→ **Work to complete**:
Count how many lines below contain the word "style", then give that number alone.

→ **Entries shown**:
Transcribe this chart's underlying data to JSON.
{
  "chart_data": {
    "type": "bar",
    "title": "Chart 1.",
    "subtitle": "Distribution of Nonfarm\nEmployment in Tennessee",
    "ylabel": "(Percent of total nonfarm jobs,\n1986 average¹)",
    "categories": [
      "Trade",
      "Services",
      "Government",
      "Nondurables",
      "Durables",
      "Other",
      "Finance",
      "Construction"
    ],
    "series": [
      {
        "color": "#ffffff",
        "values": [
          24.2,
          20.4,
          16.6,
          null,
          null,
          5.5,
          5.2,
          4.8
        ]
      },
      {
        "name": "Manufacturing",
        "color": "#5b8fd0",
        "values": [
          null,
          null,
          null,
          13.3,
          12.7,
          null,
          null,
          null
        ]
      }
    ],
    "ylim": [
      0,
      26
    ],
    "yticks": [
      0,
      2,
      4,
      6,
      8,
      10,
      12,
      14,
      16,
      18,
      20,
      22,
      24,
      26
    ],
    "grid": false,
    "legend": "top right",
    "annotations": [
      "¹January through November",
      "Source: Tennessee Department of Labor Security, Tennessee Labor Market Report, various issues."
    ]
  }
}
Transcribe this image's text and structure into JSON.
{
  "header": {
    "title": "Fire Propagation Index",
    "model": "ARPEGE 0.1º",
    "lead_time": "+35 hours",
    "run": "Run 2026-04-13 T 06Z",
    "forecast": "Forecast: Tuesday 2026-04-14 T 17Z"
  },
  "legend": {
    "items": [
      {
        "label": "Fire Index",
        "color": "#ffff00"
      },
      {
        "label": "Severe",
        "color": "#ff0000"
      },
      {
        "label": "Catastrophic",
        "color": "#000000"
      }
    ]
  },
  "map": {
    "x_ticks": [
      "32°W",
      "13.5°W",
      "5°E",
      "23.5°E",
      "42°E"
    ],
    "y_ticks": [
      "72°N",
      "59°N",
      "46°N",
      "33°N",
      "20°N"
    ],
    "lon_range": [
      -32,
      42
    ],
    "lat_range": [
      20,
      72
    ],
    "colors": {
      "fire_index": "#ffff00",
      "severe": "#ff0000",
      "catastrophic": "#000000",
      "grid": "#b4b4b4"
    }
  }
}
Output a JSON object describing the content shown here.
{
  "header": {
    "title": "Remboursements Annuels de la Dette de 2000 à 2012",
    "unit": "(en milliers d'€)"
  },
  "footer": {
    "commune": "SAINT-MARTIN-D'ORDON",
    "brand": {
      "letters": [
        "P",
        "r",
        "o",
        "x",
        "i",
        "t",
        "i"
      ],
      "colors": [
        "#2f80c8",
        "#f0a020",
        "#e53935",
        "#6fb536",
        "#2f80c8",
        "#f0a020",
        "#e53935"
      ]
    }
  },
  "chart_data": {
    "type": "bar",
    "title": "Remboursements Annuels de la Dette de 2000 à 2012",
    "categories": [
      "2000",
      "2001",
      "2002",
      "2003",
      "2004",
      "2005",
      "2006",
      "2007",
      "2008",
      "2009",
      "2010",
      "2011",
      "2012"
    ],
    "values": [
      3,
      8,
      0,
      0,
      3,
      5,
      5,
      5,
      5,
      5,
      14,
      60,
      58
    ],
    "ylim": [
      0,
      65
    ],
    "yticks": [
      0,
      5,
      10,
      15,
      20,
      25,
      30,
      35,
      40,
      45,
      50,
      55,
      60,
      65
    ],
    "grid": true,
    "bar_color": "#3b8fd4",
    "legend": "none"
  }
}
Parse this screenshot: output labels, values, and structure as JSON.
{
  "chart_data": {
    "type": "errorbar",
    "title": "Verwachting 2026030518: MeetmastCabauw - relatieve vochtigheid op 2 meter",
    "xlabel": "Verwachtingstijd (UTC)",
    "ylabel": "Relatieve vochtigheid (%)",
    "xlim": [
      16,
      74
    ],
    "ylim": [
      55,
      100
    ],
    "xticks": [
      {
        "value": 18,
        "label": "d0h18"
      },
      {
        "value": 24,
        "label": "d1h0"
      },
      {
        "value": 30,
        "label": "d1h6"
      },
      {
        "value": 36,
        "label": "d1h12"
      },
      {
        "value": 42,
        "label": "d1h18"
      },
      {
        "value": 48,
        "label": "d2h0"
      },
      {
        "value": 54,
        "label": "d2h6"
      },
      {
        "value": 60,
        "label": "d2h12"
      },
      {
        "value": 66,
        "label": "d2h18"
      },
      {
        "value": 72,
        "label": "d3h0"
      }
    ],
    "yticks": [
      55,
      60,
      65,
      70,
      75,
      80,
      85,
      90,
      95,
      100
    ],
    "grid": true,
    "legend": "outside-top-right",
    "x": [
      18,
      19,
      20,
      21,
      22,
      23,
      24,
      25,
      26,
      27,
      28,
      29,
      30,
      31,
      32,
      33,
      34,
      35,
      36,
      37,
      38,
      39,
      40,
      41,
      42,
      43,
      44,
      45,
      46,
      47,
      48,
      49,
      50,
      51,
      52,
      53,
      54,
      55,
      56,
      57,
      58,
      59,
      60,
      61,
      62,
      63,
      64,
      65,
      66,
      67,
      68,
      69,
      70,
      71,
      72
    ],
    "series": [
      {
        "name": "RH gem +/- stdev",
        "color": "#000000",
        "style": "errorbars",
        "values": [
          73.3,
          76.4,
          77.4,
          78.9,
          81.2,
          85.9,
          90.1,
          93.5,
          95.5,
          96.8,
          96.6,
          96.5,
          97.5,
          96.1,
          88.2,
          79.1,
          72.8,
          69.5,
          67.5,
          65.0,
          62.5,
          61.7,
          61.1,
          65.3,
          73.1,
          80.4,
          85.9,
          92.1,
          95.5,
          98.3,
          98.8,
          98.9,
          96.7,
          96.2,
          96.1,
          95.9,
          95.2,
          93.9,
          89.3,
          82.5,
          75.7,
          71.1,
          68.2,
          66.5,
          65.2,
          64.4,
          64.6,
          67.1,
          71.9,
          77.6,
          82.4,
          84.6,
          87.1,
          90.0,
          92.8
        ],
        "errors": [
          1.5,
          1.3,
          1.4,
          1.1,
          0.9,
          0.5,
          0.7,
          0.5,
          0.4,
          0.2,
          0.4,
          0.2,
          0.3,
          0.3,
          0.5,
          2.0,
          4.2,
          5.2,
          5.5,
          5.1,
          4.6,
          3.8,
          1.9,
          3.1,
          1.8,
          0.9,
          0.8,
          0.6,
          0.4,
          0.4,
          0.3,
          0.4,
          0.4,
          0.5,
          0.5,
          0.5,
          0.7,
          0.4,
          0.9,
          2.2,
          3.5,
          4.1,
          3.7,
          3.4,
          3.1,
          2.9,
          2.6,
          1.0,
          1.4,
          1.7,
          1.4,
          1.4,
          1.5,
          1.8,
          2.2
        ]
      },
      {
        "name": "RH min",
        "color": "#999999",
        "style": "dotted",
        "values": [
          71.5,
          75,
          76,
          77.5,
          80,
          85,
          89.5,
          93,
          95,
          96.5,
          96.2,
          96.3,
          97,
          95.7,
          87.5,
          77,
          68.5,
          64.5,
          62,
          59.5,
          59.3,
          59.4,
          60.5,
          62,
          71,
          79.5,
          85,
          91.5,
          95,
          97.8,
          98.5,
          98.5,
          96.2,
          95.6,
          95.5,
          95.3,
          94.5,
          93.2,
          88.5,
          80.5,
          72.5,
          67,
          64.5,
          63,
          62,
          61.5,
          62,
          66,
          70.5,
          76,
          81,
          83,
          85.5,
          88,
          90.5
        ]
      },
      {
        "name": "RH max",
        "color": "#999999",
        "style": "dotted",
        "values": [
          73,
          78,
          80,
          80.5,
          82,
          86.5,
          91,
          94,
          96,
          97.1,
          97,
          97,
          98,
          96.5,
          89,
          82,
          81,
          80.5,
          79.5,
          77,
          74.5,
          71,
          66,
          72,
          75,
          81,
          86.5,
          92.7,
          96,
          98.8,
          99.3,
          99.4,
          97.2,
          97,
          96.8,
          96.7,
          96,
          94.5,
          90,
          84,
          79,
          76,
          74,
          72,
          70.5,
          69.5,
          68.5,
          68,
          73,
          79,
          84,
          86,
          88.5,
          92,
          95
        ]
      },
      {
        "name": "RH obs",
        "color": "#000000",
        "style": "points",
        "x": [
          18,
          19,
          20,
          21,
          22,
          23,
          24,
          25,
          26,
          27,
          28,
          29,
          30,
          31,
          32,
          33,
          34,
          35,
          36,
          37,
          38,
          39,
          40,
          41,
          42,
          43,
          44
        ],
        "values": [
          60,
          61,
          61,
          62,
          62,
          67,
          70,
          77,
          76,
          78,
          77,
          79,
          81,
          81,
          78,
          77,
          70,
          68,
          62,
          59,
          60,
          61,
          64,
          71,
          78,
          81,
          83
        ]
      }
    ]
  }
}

→ **Answer in full**:
4